-- TASK OBJECTIVE --
Locate every line that holds the string "your" and copy it.

-- RECORDS SHOWN --
══════════

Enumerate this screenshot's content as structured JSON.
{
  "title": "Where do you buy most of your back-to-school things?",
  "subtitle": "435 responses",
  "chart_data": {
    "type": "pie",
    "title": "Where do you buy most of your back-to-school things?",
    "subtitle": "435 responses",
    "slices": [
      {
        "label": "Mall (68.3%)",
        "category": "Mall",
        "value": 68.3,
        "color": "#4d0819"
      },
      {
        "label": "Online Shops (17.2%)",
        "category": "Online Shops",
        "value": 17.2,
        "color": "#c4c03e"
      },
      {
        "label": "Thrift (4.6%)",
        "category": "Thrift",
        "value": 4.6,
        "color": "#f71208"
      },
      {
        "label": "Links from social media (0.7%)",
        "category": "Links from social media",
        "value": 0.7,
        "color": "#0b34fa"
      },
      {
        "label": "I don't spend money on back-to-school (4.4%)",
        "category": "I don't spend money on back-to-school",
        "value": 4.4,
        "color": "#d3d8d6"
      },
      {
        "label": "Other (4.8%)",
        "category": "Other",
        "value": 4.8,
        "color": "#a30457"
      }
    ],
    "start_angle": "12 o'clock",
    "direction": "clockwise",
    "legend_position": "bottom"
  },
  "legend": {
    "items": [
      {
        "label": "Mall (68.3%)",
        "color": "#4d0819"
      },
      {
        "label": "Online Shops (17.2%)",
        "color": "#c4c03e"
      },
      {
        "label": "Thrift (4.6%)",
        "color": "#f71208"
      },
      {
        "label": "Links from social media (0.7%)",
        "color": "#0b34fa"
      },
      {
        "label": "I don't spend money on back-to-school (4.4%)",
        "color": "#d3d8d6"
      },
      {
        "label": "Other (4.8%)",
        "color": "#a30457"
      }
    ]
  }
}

══════════

-- SOLVED EXERCISE --
  "title": "Where do you buy most of your back-to-school things?",
    "title": "Where do you buy most of your back-to-school things?",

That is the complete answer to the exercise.